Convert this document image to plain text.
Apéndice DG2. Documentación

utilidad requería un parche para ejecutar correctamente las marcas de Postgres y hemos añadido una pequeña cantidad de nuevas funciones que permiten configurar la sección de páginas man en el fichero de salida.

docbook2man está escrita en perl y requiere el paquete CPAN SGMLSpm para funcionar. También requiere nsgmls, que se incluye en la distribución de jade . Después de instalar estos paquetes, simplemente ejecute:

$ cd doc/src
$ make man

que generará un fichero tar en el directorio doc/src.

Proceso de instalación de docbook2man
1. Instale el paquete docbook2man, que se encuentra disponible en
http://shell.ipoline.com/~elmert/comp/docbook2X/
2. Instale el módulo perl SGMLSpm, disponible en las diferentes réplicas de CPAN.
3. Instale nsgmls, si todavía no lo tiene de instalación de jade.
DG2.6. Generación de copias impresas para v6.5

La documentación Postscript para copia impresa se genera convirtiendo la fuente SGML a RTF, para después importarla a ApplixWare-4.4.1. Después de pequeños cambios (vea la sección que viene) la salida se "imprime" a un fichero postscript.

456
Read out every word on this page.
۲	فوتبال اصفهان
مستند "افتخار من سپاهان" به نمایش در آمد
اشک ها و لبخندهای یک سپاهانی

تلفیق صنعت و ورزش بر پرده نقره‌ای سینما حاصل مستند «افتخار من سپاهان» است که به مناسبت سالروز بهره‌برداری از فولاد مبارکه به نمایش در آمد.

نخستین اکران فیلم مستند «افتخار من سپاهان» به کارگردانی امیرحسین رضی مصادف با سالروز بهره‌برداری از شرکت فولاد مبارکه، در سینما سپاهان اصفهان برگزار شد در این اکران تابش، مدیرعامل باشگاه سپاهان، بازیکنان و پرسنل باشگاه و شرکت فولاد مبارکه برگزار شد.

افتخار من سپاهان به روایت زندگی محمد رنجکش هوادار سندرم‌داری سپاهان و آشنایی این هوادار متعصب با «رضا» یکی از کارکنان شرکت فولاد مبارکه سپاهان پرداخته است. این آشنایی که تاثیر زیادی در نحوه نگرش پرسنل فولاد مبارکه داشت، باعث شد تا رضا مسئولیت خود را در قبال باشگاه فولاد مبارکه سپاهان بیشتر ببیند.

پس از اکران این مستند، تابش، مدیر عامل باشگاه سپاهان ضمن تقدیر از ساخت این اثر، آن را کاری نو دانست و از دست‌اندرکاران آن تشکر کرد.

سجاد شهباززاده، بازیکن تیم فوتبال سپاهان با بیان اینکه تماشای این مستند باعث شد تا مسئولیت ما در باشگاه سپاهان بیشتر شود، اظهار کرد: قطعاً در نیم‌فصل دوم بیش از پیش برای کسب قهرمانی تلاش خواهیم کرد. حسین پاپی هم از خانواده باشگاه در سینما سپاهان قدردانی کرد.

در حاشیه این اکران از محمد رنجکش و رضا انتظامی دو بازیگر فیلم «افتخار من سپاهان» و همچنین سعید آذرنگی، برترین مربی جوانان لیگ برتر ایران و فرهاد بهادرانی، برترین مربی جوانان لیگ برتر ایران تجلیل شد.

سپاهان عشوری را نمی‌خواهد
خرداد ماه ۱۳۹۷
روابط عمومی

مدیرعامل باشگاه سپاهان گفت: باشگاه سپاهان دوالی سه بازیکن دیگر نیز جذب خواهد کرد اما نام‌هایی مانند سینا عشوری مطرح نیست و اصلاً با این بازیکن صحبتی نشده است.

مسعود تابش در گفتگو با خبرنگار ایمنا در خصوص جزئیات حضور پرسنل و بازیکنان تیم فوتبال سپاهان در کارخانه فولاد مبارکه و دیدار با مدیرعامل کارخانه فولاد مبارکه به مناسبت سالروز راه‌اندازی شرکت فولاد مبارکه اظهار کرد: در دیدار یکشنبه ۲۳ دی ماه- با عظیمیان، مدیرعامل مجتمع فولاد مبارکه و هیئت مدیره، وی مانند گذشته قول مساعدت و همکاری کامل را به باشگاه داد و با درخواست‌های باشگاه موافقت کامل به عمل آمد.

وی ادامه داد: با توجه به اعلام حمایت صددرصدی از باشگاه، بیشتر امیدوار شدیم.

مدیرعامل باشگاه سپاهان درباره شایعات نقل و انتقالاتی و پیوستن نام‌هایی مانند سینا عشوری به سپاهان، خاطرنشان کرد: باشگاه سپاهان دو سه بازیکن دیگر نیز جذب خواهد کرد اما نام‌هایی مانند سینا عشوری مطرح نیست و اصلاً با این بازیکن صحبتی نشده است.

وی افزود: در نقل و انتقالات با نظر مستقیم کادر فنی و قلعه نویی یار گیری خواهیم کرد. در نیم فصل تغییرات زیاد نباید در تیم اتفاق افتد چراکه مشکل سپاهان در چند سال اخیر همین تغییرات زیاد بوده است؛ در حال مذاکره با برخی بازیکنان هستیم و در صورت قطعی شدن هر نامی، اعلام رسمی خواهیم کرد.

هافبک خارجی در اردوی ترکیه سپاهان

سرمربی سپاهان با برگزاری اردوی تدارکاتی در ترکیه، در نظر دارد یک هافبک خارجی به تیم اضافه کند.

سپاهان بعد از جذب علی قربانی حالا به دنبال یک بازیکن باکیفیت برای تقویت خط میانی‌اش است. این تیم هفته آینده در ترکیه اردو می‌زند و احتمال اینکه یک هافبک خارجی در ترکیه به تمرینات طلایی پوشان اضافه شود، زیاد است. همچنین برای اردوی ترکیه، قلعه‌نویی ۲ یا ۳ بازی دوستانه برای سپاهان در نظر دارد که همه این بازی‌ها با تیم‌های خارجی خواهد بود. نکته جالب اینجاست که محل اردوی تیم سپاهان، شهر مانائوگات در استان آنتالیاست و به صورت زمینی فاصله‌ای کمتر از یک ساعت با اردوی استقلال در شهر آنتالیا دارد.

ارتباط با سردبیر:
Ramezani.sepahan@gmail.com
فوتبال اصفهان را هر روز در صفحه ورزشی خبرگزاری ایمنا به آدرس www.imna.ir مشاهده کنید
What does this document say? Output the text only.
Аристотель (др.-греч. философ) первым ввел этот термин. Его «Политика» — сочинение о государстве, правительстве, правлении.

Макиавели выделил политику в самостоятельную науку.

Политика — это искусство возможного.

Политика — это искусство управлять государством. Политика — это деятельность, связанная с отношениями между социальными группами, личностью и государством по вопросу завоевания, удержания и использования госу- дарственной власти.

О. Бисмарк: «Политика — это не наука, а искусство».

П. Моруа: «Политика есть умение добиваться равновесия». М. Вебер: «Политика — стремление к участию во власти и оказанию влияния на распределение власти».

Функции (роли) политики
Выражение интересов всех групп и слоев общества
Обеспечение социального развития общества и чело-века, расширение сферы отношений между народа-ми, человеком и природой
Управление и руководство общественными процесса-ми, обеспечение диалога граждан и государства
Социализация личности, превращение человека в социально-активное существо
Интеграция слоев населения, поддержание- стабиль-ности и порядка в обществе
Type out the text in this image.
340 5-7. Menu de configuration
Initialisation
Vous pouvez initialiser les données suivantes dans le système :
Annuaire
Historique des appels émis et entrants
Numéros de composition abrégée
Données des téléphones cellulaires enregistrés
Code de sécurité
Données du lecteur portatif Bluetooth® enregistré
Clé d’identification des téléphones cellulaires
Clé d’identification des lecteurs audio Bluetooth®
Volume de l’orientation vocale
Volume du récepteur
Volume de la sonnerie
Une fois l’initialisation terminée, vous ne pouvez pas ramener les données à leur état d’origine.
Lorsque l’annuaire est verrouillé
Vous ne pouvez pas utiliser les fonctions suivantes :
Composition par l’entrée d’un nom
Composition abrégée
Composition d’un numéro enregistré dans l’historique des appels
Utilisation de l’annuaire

+ + +

WORK INSTRUCTIONS:
Write out all the entries exactly.

TASK SOLUTION:
Convert this document image to plain text.
Apéndice DG2. Documentación

utilidad requería un parche para ejecutar correctamente las marcas de Postgres y hemos añadido una pequeña cantidad de nuevas funciones que permiten configurar la sección de páginas man en el fichero de salida.

docbook2man está escrita en perl y requiere el paquete CPAN SGMLSpm para funcionar. También requiere nsgmls, que se incluye en la distribución de jade . Después de instalar estos paquetes, simplemente ejecute:

$ cd doc/src
$ make man

que generará un fichero tar en el directorio doc/src.

Proceso de instalación de docbook2man
1. Instale el paquete docbook2man, que se encuentra disponible en
http://shell.ipoline.com/~elmert/comp/docbook2X/
2. Instale el módulo perl SGMLSpm, disponible en las diferentes réplicas de CPAN.
3. Instale nsgmls, si todavía no lo tiene de instalación de jade.
DG2.6. Generación de copias impresas para v6.5

La documentación Postscript para copia impresa se genera convirtiendo la fuente SGML a RTF, para después importarla a ApplixWare-4.4.1. Después de pequeños cambios (vea la sección que viene) la salida se "imprime" a un fichero postscript.

456
Read out every word on this page.
۲	فوتبال اصفهان
مستند "افتخار من سپاهان" به نمایش در آمد
اشک ها و لبخندهای یک سپاهانی

تلفیق صنعت و ورزش بر پرده نقره‌ای سینما حاصل مستند «افتخار من سپاهان» است که به مناسبت سالروز بهره‌برداری از فولاد مبارکه به نمایش در آمد.

نخستین اکران فیلم مستند «افتخار من سپاهان» به کارگردانی امیرحسین رضی مصادف با سالروز بهره‌برداری از شرکت فولاد مبارکه، در سینما سپاهان اصفهان برگزار شد در این اکران تابش، مدیرعامل باشگاه سپاهان، بازیکنان و پرسنل باشگاه و شرکت فولاد مبارکه برگزار شد.

افتخار من سپاهان به روایت زندگی محمد رنجکش هوادار سندرم‌داری سپاهان و آشنایی این هوادار متعصب با «رضا» یکی از کارکنان شرکت فولاد مبارکه سپاهان پرداخته است. این آشنایی که تاثیر زیادی در نحوه نگرش پرسنل فولاد مبارکه داشت، باعث شد تا رضا مسئولیت خود را در قبال باشگاه فولاد مبارکه سپاهان بیشتر ببیند.

پس از اکران این مستند، تابش، مدیر عامل باشگاه سپاهان ضمن تقدیر از ساخت این اثر، آن را کاری نو دانست و از دست‌اندرکاران آن تشکر کرد.

سجاد شهباززاده، بازیکن تیم فوتبال سپاهان با بیان اینکه تماشای این مستند باعث شد تا مسئولیت ما در باشگاه سپاهان بیشتر شود، اظهار کرد: قطعاً در نیم‌فصل دوم بیش از پیش برای کسب قهرمانی تلاش خواهیم کرد. حسین پاپی هم از خانواده باشگاه در سینما سپاهان قدردانی کرد.

در حاشیه این اکران از محمد رنجکش و رضا انتظامی دو بازیگر فیلم «افتخار من سپاهان» و همچنین سعید آذرنگی، برترین مربی جوانان لیگ برتر ایران و فرهاد بهادرانی، برترین مربی جوانان لیگ برتر ایران تجلیل شد.

سپاهان عشوری را نمی‌خواهد
خرداد ماه ۱۳۹۷
روابط عمومی

مدیرعامل باشگاه سپاهان گفت: باشگاه سپاهان دوالی سه بازیکن دیگر نیز جذب خواهد کرد اما نام‌هایی مانند سینا عشوری مطرح نیست و اصلاً با این بازیکن صحبتی نشده است.

مسعود تابش در گفتگو با خبرنگار ایمنا در خصوص جزئیات حضور پرسنل و بازیکنان تیم فوتبال سپاهان در کارخانه فولاد مبارکه و دیدار با مدیرعامل کارخانه فولاد مبارکه به مناسبت سالروز راه‌اندازی شرکت فولاد مبارکه اظهار کرد: در دیدار یکشنبه ۲۳ دی ماه- با عظیمیان، مدیرعامل مجتمع فولاد مبارکه و هیئت مدیره، وی مانند گذشته قول مساعدت و همکاری کامل را به باشگاه داد و با درخواست‌های باشگاه موافقت کامل به عمل آمد.

وی ادامه داد: با توجه به اعلام حمایت صددرصدی از باشگاه، بیشتر امیدوار شدیم.

مدیرعامل باشگاه سپاهان درباره شایعات نقل و انتقالاتی و پیوستن نام‌هایی مانند سینا عشوری به سپاهان، خاطرنشان کرد: باشگاه سپاهان دو سه بازیکن دیگر نیز جذب خواهد کرد اما نام‌هایی مانند سینا عشوری مطرح نیست و اصلاً با این بازیکن صحبتی نشده است.

وی افزود: در نقل و انتقالات با نظر مستقیم کادر فنی و قلعه نویی یار گیری خواهیم کرد. در نیم فصل تغییرات زیاد نباید در تیم اتفاق افتد چراکه مشکل سپاهان در چند سال اخیر همین تغییرات زیاد بوده است؛ در حال مذاکره با برخی بازیکنان هستیم و در صورت قطعی شدن هر نامی، اعلام رسمی خواهیم کرد.

هافبک خارجی در اردوی ترکیه سپاهان

سرمربی سپاهان با برگزاری اردوی تدارکاتی در ترکیه، در نظر دارد یک هافبک خارجی به تیم اضافه کند.

سپاهان بعد از جذب علی قربانی حالا به دنبال یک بازیکن باکیفیت برای تقویت خط میانی‌اش است. این تیم هفته آینده در ترکیه اردو می‌زند و احتمال اینکه یک هافبک خارجی در ترکیه به تمرینات طلایی پوشان اضافه شود، زیاد است. همچنین برای اردوی ترکیه، قلعه‌نویی ۲ یا ۳ بازی دوستانه برای سپاهان در نظر دارد که همه این بازی‌ها با تیم‌های خارجی خواهد بود. نکته جالب اینجاست که محل اردوی تیم سپاهان، شهر مانائوگات در استان آنتالیاست و به صورت زمینی فاصله‌ای کمتر از یک ساعت با اردوی استقلال در شهر آنتالیا دارد.

ارتباط با سردبیر:
Ramezani.sepahan@gmail.com
فوتبال اصفهان را هر روز در صفحه ورزشی خبرگزاری ایمنا به آدرس www.imna.ir مشاهده کنید
What does this document say? Output the text only.
Аристотель (др.-греч. философ) первым ввел этот термин. Его «Политика» — сочинение о государстве, правительстве, правлении.

Макиавели выделил политику в самостоятельную науку.

Политика — это искусство возможного.

Политика — это искусство управлять государством. Политика — это деятельность, связанная с отношениями между социальными группами, личностью и государством по вопросу завоевания, удержания и использования госу- дарственной власти.

О. Бисмарк: «Политика — это не наука, а искусство».

П. Моруа: «Политика есть умение добиваться равновесия». М. Вебер: «Политика — стремление к участию во власти и оказанию влияния на распределение власти».

Функции (роли) политики
Выражение интересов всех групп и слоев общества
Обеспечение социального развития общества и чело-века, расширение сферы отношений между народа-ми, человеком и природой
Управление и руководство общественными процесса-ми, обеспечение диалога граждан и государства
Социализация личности, превращение человека в социально-активное существо
Интеграция слоев населения, поддержание- стабиль-ности и порядка в обществе
Type out the text in this image.
340 5-7. Menu de configuration
Initialisation
Vous pouvez initialiser les données suivantes dans le système :
Annuaire
Historique des appels émis et entrants
Numéros de composition abrégée
Données des téléphones cellulaires enregistrés
Code de sécurité
Données du lecteur portatif Bluetooth® enregistré
Clé d’identification des téléphones cellulaires
Clé d’identification des lecteurs audio Bluetooth®
Volume de l’orientation vocale
Volume du récepteur
Volume de la sonnerie
Une fois l’initialisation terminée, vous ne pouvez pas ramener les données à leur état d’origine.
Lorsque l’annuaire est verrouillé
Vous ne pouvez pas utiliser les fonctions suivantes :
Composition par l’entrée d’un nom
Composition abrégée
Composition d’un numéro enregistré dans l’historique des appels
Utilisation de l’annuaire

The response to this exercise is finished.